Information provided:
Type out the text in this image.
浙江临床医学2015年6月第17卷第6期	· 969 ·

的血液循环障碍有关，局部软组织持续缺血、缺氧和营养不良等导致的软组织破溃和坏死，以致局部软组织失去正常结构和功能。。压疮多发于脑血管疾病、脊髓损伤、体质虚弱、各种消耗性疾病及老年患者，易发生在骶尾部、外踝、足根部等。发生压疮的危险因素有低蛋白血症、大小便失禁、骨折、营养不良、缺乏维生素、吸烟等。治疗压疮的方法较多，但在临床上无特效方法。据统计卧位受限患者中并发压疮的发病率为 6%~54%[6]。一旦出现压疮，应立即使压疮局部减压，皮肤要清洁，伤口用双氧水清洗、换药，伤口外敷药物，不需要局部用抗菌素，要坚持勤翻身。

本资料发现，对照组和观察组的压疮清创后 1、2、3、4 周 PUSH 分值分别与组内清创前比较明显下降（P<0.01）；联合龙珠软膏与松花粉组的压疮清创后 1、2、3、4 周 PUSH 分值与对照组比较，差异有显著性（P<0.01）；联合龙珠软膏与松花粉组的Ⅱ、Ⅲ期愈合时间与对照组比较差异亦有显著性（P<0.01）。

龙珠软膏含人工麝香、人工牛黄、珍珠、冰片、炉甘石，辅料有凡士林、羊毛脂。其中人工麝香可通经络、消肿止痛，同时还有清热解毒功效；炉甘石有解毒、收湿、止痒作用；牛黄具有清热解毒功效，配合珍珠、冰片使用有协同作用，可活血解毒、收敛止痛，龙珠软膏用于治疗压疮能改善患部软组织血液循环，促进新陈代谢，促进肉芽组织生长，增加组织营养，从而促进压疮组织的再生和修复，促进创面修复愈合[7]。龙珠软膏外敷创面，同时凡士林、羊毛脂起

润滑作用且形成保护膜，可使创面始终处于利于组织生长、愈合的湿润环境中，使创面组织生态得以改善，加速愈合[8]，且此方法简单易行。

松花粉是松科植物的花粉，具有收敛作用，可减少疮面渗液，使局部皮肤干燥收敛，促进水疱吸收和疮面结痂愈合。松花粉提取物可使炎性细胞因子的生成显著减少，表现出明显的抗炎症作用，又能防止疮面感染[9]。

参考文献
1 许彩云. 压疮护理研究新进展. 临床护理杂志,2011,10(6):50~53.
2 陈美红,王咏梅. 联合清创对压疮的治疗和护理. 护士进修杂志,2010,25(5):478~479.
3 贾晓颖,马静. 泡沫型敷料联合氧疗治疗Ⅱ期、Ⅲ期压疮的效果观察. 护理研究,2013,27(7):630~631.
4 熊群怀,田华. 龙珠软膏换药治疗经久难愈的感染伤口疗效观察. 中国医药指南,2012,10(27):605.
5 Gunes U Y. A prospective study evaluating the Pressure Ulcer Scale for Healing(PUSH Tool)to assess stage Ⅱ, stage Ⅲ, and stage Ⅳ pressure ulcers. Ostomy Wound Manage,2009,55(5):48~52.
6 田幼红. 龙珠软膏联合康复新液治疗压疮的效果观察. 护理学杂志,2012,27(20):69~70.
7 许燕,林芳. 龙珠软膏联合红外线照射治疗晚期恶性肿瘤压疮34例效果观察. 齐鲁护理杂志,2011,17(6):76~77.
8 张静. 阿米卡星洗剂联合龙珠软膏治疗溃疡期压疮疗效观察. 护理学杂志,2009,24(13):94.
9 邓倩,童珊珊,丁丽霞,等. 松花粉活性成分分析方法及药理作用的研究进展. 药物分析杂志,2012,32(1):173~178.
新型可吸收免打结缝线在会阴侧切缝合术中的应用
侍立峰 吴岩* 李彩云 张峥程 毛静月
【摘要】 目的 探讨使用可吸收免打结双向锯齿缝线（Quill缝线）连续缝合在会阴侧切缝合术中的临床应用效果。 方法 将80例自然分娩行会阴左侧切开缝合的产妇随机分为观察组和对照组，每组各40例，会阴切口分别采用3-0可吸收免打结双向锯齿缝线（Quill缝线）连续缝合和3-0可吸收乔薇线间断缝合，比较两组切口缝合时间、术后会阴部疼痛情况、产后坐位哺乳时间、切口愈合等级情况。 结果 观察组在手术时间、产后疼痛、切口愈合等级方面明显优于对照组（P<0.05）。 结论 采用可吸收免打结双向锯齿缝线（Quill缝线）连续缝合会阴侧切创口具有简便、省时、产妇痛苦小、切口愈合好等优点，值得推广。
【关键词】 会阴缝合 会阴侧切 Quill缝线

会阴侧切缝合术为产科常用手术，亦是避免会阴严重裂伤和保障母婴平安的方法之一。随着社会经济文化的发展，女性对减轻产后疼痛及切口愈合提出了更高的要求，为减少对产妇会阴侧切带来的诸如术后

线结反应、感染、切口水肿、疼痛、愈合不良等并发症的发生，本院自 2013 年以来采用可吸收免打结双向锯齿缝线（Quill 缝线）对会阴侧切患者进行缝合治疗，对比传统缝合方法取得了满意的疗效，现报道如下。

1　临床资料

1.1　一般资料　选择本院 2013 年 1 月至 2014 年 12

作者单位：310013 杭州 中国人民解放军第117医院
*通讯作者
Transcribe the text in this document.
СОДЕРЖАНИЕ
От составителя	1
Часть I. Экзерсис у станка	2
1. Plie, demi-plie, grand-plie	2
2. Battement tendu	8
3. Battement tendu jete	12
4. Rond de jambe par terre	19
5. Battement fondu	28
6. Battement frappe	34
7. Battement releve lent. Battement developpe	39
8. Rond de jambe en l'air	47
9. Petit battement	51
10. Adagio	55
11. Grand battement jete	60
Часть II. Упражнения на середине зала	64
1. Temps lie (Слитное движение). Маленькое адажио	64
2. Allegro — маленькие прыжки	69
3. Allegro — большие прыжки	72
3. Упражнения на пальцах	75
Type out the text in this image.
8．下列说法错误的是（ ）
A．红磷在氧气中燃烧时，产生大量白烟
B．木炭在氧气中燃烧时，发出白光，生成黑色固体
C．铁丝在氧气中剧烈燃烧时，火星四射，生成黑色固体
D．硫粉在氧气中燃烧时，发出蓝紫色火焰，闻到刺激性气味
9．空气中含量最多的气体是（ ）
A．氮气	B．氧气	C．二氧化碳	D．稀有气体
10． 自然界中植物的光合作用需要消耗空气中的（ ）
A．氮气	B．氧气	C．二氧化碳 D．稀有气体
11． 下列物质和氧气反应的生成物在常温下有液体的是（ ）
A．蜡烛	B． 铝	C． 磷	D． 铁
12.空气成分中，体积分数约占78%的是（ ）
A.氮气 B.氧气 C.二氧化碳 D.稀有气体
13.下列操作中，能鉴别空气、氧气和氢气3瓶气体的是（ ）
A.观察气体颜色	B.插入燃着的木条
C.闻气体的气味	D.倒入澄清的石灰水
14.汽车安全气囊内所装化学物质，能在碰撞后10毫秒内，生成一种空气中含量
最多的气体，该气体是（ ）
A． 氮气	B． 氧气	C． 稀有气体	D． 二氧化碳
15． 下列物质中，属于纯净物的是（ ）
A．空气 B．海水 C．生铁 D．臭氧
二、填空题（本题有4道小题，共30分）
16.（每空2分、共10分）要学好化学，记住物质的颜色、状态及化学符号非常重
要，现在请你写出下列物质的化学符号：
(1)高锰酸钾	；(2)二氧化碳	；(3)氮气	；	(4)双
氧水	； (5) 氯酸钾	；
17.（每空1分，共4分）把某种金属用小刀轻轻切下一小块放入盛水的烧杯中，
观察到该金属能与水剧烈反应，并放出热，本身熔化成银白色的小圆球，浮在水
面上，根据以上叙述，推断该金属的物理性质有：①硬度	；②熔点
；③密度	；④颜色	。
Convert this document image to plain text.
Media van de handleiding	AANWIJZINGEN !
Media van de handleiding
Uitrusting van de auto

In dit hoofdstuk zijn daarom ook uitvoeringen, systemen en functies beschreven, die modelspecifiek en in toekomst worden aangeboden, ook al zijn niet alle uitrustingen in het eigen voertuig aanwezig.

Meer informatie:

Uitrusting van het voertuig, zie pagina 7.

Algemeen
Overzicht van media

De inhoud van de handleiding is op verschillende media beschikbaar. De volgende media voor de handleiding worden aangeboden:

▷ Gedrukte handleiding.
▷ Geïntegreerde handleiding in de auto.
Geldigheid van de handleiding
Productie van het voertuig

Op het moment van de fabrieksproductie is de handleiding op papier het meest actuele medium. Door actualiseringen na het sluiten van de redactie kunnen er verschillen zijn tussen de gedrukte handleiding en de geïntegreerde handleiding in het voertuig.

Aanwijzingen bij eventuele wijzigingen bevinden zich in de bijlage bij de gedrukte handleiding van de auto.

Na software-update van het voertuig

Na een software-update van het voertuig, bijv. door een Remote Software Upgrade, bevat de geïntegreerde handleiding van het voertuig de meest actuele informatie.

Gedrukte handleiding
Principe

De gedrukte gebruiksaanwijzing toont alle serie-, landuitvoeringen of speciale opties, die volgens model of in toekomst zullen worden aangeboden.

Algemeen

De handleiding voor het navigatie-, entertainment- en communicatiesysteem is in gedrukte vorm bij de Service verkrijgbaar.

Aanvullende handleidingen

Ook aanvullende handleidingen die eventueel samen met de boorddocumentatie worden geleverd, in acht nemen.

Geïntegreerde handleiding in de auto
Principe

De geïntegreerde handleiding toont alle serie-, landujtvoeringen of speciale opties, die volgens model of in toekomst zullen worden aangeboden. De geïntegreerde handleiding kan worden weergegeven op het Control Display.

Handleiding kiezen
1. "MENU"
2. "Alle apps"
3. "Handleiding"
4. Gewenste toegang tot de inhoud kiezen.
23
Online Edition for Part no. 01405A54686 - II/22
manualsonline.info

Given exercise: Keep only those lines of the records that hold "jete", and return them.

Reply to the task:
3. Battement tendu jete	12
11. Grand battement jete	60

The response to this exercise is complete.